WHAT TO WORK ON =
Your task is to output the entries below word for word.

DATA SUPPLIED =

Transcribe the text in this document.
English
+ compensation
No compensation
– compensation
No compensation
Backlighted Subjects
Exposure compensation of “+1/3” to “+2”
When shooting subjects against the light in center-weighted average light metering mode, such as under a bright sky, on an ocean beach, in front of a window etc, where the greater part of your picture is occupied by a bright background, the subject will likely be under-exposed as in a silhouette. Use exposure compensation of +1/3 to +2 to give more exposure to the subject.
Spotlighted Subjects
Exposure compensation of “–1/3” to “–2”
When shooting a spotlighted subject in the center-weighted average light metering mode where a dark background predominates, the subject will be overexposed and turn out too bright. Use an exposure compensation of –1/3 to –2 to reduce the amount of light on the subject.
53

WRITTEN REPLY =
Transcribe the text in this document.
English
+ compensation
No compensation
– compensation
No compensation
Backlighted Subjects
Exposure compensation of “+1/3” to “+2”
When shooting subjects against the light in center-weighted average light metering mode, such as under a bright sky, on an ocean beach, in front of a window etc, where the greater part of your picture is occupied by a bright background, the subject will likely be under-exposed as in a silhouette. Use exposure compensation of +1/3 to +2 to give more exposure to the subject.
Spotlighted Subjects
Exposure compensation of “–1/3” to “–2”
When shooting a spotlighted subject in the center-weighted average light metering mode where a dark background predominates, the subject will be overexposed and turn out too bright. Use an exposure compensation of –1/3 to –2 to reduce the amount of light on the subject.
53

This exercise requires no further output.